• **Aim of the task**
Copy out all lines in the data below containing the string "team".

--- Begin ---

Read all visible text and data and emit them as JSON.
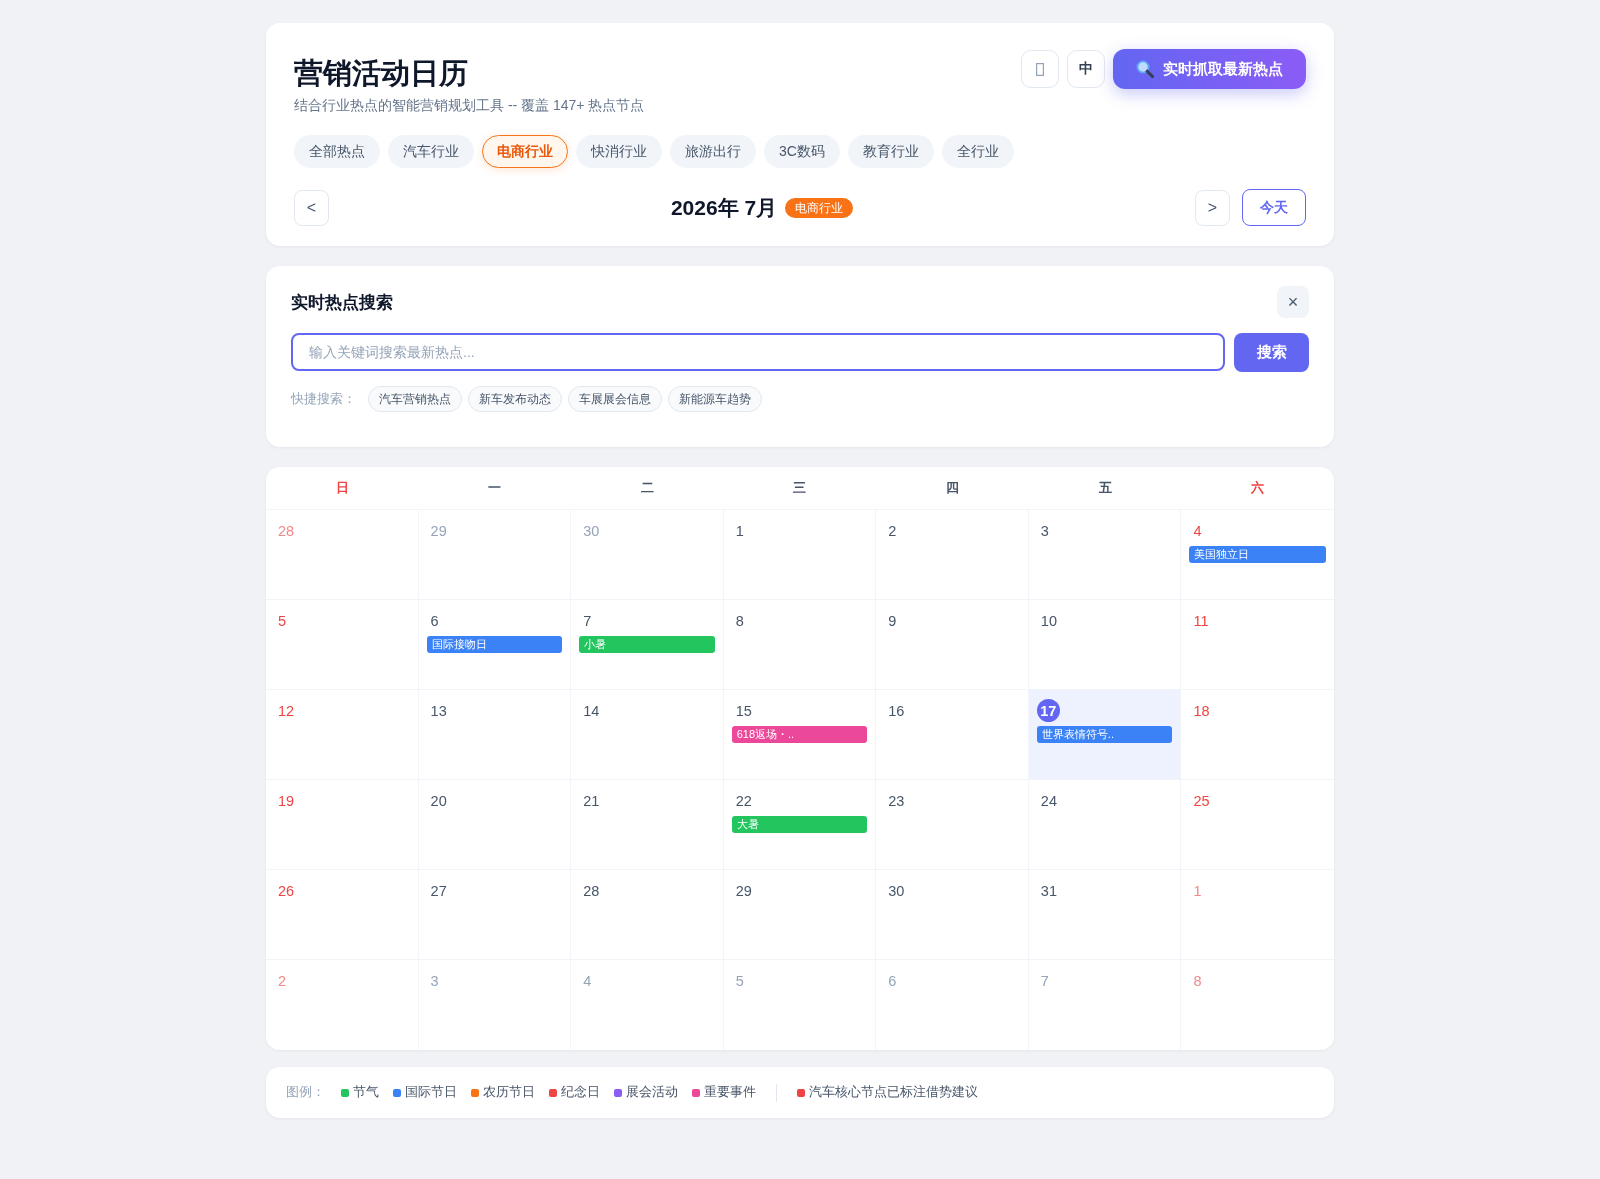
{
  "header": {
    "title": "营销活动日历",
    "subtitle": "结合行业热点的智能营销规划工具 -- 覆盖 147+ 热点节点",
    "lang_button": "中",
    "fetch_button": "实时抓取最新热点"
  },
  "industry_tabs": [
    {
      "label": "全部热点",
      "selected": false
    },
    {
      "label": "汽车行业",
      "selected": false
    },
    {
      "label": "电商行业",
      "selected": true
    },
    {
      "label": "快消行业",
      "selected": false
    },
    {
      "label": "旅游出行",
      "selected": false
    },
    {
      "label": "3C数码",
      "selected": false
    },
    {
      "label": "教育行业",
      "selected": false
    },
    {
      "label": "全行业",
      "selected": false
    }
  ],
  "month_nav": {
    "prev": "<",
    "title": "2026年 7月",
    "badge": "电商行业",
    "next": ">",
    "today_button": "今天"
  },
  "search_panel": {
    "title": "实时热点搜索",
    "close": "×",
    "placeholder": "输入关键词搜索最新热点...",
    "button": "搜索",
    "quick_label": "快捷搜索：",
    "quick_chips": [
      "汽车营销热点",
      "新车发布动态",
      "车展展会信息",
      "新能源车趋势"
    ]
  },
  "calendar": {
    "weekdays": [
      {
        "label": "日",
        "weekend": true
      },
      {
        "label": "一",
        "weekend": false
      },
      {
        "label": "二",
        "weekend": false
      },
      {
        "label": "三",
        "weekend": false
      },
      {
        "label": "四",
        "weekend": false
      },
      {
        "label": "五",
        "weekend": false
      },
      {
        "label": "六",
        "weekend": true
      }
    ],
    "weeks": [
      [
        {
          "day": "28",
          "outside": true,
          "today": false
        },
        {
          "day": "29",
          "outside": true,
          "today": false
        },
        {
          "day": "30",
          "outside": true,
          "today": false
        },
        {
          "day": "1",
          "outside": false,
          "today": false
        },
        {
          "day": "2",
          "outside": false,
          "today": false
        },
        {
          "day": "3",
          "outside": false,
          "today": false
        },
        {
          "day": "4",
          "outside": false,
          "today": false,
          "events": [
            {
              "label": "美国独立日",
              "color": "#3b82f6"
            }
          ]
        }
      ],
      [
        {
          "day": "5",
          "outside": false,
          "today": false
        },
        {
          "day": "6",
          "outside": false,
          "today": false,
          "events": [
            {
              "label": "国际接吻日",
              "color": "#3b82f6"
            }
          ]
        },
        {
          "day": "7",
          "outside": false,
          "today": false,
          "events": [
            {
              "label": "小暑",
              "color": "#22c55e"
            }
          ]
        },
        {
          "day": "8",
          "outside": false,
          "today": false
        },
        {
          "day": "9",
          "outside": false,
          "today": false
        },
        {
          "day": "10",
          "outside": false,
          "today": false
        },
        {
          "day": "11",
          "outside": false,
          "today": false
        }
      ],
      [
        {
          "day": "12",
          "outside": false,
          "today": false
        },
        {
          "day": "13",
          "outside": false,
          "today": false
        },
        {
          "day": "14",
          "outside": false,
          "today": false
        },
        {
          "day": "15",
          "outside": false,
          "today": false,
          "events": [
            {
              "label": "618返场・..",
              "color": "#ec4899"
            }
          ]
        },
        {
          "day": "16",
          "outside": false,
          "today": false
        },
        {
          "day": "17",
          "outside": false,
          "today": true,
          "events": [
            {
              "label": "世界表情符号..",
              "color": "#3b82f6"
            }
          ]
        },
        {
          "day": "18",
          "outside": false,
          "today": false
        }
      ],
      [
        {
          "day": "19",
          "outside": false,
          "today": false
        },
        {
          "day": "20",
          "outside": false,
          "today": false
        },
        {
          "day": "21",
          "outside": false,
          "today": false
        },
        {
          "day": "22",
          "outside": false,
          "today": false,
          "events": [
            {
              "label": "大暑",
              "color": "#22c55e"
            }
          ]
        },
        {
          "day": "23",
          "outside": false,
          "today": false
        },
        {
          "day": "24",
          "outside": false,
          "today": false
        },
        {
          "day": "25",
          "outside": false,
          "today": false
        }
      ],
      [
        {
          "day": "26",
          "outside": false,
          "today": false
        },
        {
          "day": "27",
          "outside": false,
          "today": false
        },
        {
          "day": "28",
          "outside": false,
          "today": false
        },
        {
          "day": "29",
          "outside": false,
          "today": false
        },
        {
          "day": "30",
          "outside": false,
          "today": false
        },
        {
          "day": "31",
          "outside": false,
          "today": false
        },
        {
          "day": "1",
          "outside": true,
          "today": false
        }
      ],
      [
        {
          "day": "2",
          "outside": true,
          "today": false
        },
        {
          "day": "3",
          "outside": true,
          "today": false
        },
        {
          "day": "4",
          "outside": true,
          "today": false
        },
        {
          "day": "5",
          "outside": true,
          "today": false
        },
        {
          "day": "6",
          "outside": true,
          "today": false
        },
        {
          "day": "7",
          "outside": true,
          "today": false
        },
        {
          "day": "8",
          "outside": true,
          "today": false
        }
      ]
    ]
  },
  "legend": {
    "label": "图例：",
    "items": [
      {
        "label": "节气",
        "color": "#22c55e"
      },
      {
        "label": "国际节日",
        "color": "#3b82f6"
      },
      {
        "label": "农历节日",
        "color": "#f97316"
      },
      {
        "label": "纪念日",
        "color": "#ef4444"
      },
      {
        "label": "展会活动",
        "color": "#8b5cf6"
      },
      {
        "label": "重要事件",
        "color": "#ec4899"
      }
    ],
    "note": {
      "label": "汽车核心节点已标注借势建议",
      "color": "#ef4444"
    }
  }
}
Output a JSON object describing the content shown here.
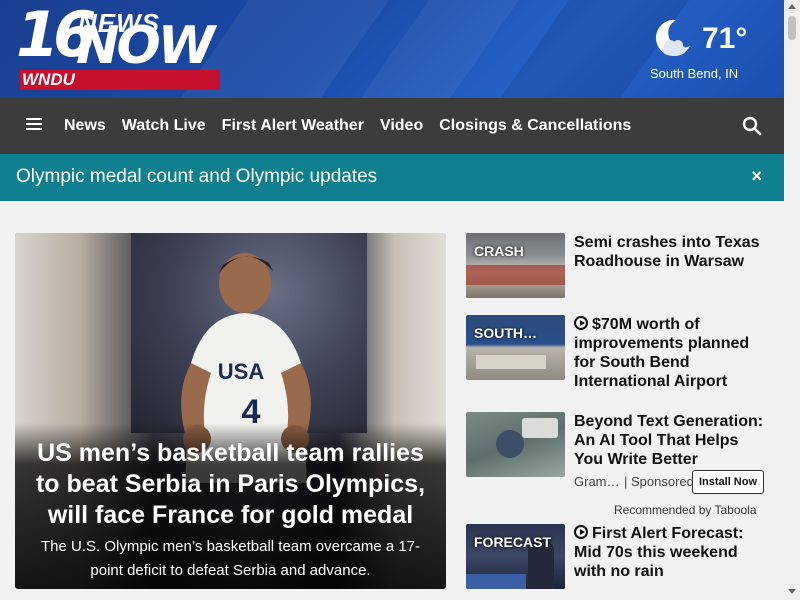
{
  "header": {
    "logo": {
      "number": "16",
      "news": "NEWS",
      "now": "NOW",
      "station": "WNDU"
    },
    "weather": {
      "icon": "moon-cloud-icon",
      "temperature": "71°",
      "location": "South Bend, IN"
    }
  },
  "nav": {
    "menu_icon": "hamburger-menu-icon",
    "items": [
      "News",
      "Watch Live",
      "First Alert Weather",
      "Video",
      "Closings & Cancellations"
    ],
    "search_icon": "search-icon"
  },
  "alert": {
    "text": "Olympic medal count and Olympic updates",
    "close": "×"
  },
  "hero": {
    "headline": "US men’s basketball team rallies to beat Serbia in Paris Olympics, will face France for gold medal",
    "summary": "The U.S. Olympic men’s basketball team overcame a 17-point deficit to defeat Serbia and advance.",
    "jersey_text": "USA",
    "jersey_number": "4"
  },
  "stories": [
    {
      "label": "CRASH",
      "title": "Semi crashes into Texas Roadhouse in Warsaw",
      "video": false
    },
    {
      "label": "SOUTH…",
      "title": "$70M worth of improvements planned for South Bend International Airport",
      "video": true
    },
    {
      "label": "",
      "title": "Beyond Text Generation: An AI Tool That Helps You Write Better",
      "video": false,
      "sponsored": {
        "source": "Gram…",
        "tag": "| Sponsored",
        "button": "Install Now"
      }
    },
    {
      "label": "FORECAST",
      "title": "First Alert Forecast: Mid 70s this weekend with no rain",
      "video": true
    }
  ],
  "recommended": "Recommended by Taboola",
  "colors": {
    "header_blue": "#1a4aa8",
    "nav_bg": "#3c3c3c",
    "alert_teal": "#0e7f8e",
    "logo_red": "#c8102e"
  }
}
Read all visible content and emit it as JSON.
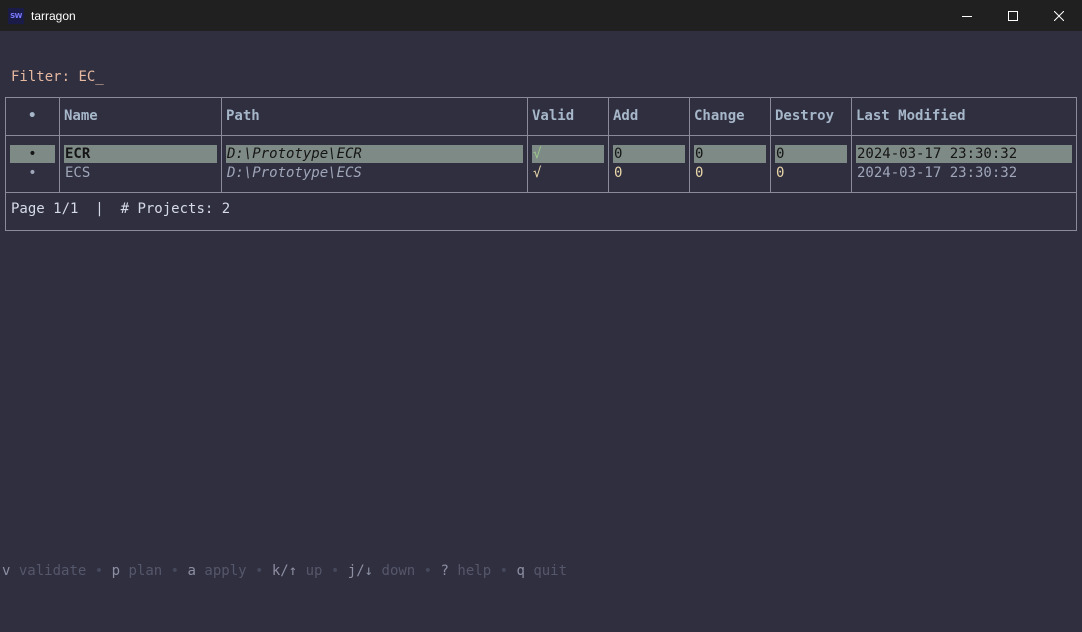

--- End ---

• **Solution to the problem**
    "headline": "US men’s basketball team rallies to beat Serbia in Paris Olympics, will face France for gold medal",
    "summary": "The U.S. Olympic men’s basketball team overcame a 17-point deficit to defeat Serbia and advance.",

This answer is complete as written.